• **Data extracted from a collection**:
** Begin **

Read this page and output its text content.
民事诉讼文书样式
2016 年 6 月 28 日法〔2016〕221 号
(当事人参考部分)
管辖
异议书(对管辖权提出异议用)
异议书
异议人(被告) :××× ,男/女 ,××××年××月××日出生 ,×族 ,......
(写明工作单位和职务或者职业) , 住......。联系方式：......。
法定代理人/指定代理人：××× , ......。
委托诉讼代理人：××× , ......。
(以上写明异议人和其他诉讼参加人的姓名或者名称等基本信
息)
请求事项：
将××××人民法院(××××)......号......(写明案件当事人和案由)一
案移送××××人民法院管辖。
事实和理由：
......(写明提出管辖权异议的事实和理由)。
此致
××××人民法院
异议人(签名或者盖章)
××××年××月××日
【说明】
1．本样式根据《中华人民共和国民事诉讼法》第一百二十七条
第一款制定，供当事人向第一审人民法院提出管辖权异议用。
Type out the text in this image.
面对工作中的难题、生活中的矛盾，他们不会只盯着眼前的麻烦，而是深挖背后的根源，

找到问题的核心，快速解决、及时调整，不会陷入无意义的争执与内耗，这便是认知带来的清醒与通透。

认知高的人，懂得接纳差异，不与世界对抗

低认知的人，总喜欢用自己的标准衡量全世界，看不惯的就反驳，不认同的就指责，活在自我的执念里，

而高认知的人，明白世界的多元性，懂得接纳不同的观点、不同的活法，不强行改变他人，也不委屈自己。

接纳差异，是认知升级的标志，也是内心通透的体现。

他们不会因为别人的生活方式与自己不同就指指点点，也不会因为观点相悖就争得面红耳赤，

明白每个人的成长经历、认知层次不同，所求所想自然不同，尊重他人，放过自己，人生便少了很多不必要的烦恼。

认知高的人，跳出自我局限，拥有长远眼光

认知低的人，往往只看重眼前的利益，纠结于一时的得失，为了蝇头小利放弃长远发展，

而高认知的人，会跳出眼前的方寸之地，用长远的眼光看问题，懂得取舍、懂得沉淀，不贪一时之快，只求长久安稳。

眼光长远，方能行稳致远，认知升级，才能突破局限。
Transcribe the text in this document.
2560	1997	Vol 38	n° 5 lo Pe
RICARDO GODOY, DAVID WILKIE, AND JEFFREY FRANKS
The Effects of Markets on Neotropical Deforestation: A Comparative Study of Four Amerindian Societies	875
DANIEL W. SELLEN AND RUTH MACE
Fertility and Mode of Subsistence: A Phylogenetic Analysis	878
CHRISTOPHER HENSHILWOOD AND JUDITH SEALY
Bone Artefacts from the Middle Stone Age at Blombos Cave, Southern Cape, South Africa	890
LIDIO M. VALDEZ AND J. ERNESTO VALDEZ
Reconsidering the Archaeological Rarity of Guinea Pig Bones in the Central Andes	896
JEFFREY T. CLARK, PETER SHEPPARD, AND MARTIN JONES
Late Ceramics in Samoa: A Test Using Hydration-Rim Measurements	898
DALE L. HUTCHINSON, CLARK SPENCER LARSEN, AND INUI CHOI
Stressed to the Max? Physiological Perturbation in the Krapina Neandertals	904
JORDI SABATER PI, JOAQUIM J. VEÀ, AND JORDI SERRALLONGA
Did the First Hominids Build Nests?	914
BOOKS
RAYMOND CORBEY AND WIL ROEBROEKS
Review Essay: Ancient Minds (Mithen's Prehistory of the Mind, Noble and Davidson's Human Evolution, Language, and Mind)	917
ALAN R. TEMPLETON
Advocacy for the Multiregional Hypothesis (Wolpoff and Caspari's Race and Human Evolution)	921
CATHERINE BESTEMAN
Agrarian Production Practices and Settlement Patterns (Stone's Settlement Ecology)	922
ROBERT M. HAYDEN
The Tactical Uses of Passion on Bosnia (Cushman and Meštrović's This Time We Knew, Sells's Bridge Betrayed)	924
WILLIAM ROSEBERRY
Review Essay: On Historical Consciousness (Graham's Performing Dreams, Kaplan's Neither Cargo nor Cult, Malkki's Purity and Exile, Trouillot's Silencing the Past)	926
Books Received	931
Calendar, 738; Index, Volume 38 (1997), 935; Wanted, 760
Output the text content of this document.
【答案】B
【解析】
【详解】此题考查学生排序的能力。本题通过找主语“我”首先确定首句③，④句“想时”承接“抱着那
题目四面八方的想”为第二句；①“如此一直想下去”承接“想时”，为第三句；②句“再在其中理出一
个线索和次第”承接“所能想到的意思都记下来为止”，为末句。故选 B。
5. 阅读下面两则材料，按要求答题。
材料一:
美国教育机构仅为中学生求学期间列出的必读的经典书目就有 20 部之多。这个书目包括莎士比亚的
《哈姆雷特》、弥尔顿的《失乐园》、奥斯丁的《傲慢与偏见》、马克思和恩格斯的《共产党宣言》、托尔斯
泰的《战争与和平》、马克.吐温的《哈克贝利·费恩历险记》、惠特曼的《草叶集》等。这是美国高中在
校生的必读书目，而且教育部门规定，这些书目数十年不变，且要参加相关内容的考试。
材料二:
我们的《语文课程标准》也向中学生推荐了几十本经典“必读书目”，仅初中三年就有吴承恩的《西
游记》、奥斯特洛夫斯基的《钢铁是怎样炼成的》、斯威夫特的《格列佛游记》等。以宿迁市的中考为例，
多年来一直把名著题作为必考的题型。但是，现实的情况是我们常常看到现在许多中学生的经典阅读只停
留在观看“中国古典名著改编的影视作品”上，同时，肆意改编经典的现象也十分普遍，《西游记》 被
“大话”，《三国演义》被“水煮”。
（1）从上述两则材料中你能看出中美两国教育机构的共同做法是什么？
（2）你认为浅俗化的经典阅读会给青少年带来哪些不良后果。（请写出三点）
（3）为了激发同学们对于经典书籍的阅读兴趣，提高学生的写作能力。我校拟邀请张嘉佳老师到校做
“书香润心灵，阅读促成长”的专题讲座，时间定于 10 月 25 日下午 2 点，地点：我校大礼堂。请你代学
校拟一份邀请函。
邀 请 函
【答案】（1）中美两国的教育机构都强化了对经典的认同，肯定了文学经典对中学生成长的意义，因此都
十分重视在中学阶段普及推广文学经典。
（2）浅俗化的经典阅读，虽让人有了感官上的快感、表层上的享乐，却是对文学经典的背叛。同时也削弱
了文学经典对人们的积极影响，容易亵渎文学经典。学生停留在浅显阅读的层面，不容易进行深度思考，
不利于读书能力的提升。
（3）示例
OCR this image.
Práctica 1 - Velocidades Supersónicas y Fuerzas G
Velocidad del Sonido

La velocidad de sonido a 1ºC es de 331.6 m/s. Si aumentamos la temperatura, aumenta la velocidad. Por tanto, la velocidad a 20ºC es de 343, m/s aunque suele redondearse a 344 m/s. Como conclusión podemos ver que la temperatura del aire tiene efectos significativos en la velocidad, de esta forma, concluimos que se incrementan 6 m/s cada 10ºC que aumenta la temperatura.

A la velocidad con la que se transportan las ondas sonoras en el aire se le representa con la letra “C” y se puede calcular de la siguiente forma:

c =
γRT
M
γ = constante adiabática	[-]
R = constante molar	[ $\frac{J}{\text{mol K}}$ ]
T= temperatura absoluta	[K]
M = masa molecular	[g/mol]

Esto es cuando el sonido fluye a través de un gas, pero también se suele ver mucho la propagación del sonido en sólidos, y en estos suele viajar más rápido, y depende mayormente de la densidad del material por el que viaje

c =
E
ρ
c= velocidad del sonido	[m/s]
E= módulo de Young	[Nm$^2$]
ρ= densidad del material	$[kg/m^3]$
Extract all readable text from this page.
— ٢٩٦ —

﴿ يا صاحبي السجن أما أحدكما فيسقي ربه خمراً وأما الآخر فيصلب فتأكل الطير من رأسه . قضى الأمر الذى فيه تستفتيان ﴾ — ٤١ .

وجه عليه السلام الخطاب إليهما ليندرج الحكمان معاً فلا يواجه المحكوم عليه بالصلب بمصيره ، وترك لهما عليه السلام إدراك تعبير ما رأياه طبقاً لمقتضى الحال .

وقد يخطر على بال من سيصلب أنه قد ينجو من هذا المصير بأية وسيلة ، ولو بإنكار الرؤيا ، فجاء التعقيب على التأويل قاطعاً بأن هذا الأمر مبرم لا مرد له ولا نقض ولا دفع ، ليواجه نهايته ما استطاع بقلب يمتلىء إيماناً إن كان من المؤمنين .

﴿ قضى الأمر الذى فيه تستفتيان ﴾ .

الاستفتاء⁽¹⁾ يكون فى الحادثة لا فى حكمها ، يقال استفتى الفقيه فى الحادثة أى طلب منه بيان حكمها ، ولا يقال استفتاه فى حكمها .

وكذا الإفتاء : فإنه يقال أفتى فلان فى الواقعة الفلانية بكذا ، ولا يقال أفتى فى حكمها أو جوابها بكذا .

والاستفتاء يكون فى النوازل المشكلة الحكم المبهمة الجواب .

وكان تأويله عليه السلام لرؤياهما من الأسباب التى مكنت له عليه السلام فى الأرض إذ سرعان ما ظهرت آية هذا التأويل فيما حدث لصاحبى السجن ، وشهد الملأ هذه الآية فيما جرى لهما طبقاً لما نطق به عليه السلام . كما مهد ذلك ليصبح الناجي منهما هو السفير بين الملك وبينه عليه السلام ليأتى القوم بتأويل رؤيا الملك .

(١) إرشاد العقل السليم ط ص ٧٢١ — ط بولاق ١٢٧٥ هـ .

** End **

• **Set task**: Go through the listing above line by line and say how many lines hold the word "السجن". Reply with that number only.

• **Result of the exercise**: 2